◆ SHORT TASK ◆
Only the number is wanted: how many lines hold the word "java"?

◆ SUPPLIED RECORDS ◆
===============
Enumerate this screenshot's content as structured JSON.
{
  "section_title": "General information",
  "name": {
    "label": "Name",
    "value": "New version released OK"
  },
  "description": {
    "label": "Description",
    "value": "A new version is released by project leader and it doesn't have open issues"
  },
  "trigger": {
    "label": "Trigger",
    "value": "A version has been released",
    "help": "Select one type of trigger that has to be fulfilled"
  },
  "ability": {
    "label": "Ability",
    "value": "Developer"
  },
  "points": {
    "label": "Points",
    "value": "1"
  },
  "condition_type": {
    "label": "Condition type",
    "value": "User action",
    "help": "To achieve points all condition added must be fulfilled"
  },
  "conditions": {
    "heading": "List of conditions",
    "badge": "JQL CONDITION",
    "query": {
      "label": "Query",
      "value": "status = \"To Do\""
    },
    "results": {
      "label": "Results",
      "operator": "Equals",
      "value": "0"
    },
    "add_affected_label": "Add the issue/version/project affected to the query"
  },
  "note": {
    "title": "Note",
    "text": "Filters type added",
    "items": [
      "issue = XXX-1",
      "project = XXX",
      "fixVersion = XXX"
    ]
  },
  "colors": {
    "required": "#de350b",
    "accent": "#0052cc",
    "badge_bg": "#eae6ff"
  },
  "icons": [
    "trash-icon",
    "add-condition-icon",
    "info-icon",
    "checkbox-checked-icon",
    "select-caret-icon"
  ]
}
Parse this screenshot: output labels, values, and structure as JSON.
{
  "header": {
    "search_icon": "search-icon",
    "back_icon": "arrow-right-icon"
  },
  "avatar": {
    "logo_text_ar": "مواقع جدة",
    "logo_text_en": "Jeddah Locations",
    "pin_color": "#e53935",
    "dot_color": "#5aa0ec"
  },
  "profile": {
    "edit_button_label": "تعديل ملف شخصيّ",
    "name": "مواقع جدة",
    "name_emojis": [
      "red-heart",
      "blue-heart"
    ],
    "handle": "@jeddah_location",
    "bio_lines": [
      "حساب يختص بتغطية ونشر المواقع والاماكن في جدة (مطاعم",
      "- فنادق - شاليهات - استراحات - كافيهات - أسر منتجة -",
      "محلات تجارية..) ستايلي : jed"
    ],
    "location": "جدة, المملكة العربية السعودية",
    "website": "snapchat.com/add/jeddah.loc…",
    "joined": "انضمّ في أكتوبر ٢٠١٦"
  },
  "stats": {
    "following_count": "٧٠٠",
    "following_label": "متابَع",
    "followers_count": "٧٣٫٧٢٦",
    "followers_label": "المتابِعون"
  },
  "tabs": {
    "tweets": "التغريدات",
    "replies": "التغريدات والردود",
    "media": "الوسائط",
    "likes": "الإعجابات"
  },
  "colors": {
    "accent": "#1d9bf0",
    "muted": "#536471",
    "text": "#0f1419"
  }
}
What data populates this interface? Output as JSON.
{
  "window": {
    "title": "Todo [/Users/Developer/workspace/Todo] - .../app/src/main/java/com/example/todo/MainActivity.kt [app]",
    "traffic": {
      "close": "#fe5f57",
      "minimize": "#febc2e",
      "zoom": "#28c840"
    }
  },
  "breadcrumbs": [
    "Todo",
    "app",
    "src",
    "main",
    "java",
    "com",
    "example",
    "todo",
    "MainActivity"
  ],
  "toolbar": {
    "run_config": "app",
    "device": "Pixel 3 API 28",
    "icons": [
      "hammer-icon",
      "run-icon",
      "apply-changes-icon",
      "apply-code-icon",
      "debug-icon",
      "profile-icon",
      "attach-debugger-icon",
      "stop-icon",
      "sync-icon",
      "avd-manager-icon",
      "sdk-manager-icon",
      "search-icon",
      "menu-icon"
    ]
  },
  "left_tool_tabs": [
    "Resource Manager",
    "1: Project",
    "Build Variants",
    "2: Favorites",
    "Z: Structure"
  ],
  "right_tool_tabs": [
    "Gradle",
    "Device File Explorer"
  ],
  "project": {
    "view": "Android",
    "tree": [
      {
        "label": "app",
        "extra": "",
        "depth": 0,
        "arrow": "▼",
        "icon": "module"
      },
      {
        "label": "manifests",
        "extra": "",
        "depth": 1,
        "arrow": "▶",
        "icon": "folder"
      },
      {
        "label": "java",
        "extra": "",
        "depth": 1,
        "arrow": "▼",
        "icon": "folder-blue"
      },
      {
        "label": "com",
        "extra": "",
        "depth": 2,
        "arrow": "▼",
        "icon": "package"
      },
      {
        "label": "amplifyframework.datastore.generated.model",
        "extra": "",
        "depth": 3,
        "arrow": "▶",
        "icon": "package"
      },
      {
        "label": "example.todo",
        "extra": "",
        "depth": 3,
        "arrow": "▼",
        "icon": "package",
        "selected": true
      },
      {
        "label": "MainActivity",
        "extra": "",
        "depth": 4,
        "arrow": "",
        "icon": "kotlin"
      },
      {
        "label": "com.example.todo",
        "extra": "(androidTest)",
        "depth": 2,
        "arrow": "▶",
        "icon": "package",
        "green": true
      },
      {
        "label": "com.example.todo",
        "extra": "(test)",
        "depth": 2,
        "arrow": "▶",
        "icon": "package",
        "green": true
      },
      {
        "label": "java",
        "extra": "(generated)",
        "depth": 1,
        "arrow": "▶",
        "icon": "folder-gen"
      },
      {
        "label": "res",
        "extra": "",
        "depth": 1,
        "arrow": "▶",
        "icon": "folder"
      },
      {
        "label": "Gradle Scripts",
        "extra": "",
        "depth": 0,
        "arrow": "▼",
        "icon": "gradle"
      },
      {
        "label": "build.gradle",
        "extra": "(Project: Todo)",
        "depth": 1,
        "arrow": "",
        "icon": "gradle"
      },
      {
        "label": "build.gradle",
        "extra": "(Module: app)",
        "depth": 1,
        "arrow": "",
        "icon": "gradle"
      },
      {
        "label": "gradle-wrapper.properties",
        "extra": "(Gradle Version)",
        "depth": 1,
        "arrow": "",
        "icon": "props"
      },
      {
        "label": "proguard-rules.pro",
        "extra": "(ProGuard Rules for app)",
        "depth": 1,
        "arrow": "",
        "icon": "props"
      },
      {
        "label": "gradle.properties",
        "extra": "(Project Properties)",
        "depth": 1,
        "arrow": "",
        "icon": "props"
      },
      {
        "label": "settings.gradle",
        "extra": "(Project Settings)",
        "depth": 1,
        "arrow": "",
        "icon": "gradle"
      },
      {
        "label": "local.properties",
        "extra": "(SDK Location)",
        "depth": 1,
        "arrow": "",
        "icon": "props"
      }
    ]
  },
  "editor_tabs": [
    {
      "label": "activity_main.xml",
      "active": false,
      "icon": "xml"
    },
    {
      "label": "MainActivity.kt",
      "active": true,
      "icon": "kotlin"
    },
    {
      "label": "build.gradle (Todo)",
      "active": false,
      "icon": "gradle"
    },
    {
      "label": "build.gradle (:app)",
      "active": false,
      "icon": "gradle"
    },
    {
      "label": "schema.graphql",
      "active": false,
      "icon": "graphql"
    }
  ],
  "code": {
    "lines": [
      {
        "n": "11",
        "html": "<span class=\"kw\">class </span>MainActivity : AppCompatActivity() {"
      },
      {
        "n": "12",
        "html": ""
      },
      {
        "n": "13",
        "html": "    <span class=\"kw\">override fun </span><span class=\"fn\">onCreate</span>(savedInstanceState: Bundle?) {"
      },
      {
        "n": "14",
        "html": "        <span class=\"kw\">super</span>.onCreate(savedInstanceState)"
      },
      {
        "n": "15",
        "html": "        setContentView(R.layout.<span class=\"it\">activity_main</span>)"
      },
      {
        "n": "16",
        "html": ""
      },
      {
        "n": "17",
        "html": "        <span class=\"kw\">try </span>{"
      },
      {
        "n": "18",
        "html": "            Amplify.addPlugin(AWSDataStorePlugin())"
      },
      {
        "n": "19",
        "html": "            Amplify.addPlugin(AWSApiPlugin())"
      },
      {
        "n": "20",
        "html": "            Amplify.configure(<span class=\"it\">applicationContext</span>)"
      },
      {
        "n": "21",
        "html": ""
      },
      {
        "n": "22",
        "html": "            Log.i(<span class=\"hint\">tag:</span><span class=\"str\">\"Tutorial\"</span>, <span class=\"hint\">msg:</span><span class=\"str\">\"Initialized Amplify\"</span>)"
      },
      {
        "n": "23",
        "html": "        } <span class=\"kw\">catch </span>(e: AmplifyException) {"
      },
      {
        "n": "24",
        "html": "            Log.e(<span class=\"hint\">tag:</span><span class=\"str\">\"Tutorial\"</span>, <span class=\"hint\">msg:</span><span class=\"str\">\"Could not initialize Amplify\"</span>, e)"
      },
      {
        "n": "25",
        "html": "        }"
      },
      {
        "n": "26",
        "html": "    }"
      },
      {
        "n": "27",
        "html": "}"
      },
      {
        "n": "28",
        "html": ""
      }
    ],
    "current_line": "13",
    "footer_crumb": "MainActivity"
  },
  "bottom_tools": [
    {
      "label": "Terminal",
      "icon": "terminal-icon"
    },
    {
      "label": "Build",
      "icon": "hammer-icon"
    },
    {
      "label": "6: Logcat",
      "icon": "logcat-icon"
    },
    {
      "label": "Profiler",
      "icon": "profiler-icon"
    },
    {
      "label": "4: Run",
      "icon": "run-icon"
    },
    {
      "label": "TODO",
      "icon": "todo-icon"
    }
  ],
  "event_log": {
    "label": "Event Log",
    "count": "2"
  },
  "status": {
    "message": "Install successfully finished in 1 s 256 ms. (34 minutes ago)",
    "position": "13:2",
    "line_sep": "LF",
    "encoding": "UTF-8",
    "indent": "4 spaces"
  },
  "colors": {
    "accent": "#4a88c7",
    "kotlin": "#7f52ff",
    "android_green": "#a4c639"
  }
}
===============
◆ EXERCISE RESPONSE ◆
4